Among the lines below, count those with "type". Give only the number.
* begin Provided data *
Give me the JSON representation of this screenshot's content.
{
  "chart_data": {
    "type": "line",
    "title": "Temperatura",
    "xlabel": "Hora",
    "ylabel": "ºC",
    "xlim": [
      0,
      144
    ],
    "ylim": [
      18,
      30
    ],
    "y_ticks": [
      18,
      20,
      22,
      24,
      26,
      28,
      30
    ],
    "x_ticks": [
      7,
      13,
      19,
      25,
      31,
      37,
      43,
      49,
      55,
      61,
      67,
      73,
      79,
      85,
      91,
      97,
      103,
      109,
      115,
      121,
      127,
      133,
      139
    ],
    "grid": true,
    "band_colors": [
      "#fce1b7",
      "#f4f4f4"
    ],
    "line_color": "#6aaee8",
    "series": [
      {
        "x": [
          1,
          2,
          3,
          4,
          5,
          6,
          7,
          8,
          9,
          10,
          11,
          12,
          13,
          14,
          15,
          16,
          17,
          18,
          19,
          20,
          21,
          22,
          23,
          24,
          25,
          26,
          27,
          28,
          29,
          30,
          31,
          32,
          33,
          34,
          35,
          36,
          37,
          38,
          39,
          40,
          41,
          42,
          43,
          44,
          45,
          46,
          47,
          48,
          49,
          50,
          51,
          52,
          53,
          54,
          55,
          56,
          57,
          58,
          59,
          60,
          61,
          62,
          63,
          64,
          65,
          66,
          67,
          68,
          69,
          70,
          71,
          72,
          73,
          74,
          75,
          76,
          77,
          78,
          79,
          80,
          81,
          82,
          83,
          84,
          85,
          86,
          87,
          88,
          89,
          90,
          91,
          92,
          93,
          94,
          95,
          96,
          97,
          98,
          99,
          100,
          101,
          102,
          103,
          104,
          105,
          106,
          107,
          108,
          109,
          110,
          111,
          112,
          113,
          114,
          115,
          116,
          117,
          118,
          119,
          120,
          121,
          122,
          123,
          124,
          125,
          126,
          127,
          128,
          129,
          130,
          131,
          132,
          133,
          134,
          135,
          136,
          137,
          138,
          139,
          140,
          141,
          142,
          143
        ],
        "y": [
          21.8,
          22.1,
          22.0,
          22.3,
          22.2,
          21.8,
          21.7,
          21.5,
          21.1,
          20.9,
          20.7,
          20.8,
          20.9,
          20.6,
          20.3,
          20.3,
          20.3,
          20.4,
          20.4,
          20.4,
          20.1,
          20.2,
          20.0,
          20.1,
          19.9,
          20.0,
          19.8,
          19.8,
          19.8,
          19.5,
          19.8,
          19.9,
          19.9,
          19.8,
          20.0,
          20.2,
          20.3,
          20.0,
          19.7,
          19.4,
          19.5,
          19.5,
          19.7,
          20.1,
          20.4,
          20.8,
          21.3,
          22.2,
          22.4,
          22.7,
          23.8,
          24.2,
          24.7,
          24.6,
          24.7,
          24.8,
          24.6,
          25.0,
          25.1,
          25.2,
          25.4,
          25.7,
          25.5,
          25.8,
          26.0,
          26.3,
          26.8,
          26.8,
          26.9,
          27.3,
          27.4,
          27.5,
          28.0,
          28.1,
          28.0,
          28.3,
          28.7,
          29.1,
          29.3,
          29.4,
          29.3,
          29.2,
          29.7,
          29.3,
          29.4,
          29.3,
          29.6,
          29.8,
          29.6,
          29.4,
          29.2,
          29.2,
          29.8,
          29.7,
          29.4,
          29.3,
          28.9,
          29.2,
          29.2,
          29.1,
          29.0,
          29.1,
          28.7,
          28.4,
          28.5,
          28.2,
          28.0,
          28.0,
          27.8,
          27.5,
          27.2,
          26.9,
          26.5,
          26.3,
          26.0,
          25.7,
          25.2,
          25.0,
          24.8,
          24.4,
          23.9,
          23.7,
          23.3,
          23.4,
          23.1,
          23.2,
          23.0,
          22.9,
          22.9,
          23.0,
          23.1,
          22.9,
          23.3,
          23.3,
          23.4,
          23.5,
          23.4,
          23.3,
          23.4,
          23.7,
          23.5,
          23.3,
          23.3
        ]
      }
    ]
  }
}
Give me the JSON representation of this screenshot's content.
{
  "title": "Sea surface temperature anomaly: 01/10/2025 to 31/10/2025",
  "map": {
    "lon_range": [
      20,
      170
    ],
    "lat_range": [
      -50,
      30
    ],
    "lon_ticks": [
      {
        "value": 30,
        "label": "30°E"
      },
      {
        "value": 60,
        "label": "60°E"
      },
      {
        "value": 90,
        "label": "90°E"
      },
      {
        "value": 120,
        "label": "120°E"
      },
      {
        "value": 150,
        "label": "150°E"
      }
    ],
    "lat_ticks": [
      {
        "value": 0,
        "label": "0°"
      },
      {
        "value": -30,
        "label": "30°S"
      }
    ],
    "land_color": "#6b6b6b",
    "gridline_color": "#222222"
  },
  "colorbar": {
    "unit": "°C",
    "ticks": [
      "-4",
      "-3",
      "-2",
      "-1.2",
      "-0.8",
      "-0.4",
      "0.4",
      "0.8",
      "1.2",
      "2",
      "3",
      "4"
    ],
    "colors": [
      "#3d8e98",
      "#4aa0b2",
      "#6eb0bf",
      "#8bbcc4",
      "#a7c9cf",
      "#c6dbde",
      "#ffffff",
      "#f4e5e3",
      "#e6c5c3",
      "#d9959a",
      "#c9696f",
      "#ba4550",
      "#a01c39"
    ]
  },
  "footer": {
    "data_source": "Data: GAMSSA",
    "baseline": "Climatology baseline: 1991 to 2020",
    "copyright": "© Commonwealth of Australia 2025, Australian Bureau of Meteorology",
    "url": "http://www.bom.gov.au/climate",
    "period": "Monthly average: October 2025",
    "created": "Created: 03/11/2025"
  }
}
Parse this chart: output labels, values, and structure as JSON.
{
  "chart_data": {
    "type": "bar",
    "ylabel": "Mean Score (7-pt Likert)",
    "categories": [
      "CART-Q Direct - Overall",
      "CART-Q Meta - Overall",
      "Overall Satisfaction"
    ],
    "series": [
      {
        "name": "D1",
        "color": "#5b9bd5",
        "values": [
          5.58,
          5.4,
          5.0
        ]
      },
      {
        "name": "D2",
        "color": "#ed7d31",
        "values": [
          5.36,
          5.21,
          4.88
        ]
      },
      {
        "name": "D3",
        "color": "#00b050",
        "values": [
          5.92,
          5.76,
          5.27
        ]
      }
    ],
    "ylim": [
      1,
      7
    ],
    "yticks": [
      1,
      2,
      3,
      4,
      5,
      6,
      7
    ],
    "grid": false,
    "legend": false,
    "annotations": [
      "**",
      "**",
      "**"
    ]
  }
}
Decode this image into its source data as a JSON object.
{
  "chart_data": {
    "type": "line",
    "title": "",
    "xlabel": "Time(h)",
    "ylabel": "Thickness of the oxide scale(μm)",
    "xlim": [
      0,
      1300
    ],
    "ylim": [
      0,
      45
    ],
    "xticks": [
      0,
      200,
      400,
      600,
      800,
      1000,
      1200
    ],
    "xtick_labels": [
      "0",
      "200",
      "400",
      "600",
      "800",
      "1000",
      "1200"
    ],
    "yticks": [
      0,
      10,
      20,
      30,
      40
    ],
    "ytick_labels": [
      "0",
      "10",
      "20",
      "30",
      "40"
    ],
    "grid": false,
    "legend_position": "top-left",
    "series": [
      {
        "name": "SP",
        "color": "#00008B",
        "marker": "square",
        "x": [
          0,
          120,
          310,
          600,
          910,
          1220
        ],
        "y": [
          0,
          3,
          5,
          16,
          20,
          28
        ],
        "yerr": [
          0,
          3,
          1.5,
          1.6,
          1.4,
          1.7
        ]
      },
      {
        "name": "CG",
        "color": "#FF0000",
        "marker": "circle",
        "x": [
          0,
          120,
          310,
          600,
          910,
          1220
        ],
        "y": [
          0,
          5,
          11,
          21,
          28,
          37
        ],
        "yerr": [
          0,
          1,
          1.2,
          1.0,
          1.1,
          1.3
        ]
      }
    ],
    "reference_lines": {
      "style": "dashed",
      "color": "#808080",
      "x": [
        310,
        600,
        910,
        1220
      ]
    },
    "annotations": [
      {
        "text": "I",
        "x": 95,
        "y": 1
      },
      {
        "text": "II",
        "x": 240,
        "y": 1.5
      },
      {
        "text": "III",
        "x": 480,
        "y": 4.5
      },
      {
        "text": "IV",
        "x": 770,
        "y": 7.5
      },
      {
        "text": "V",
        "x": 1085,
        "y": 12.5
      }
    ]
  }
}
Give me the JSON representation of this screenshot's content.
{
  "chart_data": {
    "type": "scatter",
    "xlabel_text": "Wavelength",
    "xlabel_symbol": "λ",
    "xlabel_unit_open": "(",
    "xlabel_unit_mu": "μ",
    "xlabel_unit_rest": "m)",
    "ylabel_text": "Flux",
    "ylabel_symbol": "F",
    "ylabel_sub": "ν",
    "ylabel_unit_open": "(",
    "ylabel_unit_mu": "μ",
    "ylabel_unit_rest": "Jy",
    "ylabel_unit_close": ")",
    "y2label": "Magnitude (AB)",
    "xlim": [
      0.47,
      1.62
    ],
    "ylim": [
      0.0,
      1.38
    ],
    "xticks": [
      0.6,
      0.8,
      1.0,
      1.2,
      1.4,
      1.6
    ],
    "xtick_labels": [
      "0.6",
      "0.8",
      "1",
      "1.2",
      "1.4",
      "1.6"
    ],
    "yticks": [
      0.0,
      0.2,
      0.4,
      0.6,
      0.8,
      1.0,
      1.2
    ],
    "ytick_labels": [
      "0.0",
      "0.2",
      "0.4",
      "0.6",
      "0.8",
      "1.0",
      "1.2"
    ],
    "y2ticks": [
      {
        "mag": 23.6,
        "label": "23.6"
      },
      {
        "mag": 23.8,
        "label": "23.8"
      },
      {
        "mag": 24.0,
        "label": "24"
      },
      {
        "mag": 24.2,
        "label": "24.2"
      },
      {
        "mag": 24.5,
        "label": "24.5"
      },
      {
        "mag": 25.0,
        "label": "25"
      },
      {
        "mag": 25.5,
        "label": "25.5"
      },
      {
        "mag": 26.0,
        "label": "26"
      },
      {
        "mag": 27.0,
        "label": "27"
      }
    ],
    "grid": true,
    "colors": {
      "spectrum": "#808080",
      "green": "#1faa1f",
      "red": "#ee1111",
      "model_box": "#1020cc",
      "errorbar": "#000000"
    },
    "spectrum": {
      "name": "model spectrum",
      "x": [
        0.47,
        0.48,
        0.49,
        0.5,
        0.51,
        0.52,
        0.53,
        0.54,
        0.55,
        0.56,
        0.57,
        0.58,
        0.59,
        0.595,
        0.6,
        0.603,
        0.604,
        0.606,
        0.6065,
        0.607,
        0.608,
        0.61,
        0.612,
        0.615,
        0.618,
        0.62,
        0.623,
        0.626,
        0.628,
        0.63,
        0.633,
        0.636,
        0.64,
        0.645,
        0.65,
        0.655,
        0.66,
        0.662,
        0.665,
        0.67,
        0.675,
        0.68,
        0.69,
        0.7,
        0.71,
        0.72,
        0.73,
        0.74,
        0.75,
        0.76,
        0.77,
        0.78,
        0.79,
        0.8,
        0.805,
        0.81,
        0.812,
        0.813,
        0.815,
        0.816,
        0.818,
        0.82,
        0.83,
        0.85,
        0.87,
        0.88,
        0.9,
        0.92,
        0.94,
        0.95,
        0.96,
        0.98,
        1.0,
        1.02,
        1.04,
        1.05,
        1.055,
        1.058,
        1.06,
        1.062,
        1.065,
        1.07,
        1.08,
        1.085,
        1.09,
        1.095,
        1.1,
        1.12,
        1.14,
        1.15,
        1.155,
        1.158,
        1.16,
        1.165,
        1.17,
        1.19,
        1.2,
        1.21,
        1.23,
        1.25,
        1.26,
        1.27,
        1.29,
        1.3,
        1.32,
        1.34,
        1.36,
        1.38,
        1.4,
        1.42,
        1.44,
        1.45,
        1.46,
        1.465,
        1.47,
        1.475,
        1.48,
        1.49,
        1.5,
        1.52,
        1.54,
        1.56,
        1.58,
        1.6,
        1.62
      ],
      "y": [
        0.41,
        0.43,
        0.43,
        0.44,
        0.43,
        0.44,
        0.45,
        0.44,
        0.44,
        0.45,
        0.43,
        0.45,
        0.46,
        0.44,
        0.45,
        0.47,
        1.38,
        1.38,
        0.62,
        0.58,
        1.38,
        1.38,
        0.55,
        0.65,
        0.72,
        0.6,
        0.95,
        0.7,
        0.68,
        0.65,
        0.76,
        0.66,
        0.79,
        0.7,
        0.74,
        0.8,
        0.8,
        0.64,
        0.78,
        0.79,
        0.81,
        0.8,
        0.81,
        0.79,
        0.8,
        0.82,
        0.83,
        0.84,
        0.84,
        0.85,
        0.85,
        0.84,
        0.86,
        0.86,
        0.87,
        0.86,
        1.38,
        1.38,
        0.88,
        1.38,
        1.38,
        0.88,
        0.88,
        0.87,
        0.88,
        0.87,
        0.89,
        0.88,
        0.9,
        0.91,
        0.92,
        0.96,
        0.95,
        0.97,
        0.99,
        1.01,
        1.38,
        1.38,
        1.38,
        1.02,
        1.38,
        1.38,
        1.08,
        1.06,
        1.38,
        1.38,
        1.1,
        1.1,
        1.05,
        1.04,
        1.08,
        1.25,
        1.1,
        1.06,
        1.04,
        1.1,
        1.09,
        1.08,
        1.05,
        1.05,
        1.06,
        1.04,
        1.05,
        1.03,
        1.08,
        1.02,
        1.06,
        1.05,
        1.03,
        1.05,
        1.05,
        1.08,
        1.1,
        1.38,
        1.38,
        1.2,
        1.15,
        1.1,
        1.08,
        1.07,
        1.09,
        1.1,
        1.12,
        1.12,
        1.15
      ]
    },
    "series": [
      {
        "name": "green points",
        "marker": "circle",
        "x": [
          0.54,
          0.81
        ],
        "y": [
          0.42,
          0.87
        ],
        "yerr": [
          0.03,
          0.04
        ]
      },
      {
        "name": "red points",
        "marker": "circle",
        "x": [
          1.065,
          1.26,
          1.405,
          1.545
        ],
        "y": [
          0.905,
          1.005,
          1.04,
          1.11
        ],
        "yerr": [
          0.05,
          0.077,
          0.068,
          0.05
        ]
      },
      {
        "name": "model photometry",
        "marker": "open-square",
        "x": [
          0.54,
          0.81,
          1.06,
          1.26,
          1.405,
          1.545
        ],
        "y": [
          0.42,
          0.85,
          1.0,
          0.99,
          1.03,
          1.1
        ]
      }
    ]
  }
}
* end Provided data *
## Complete output
4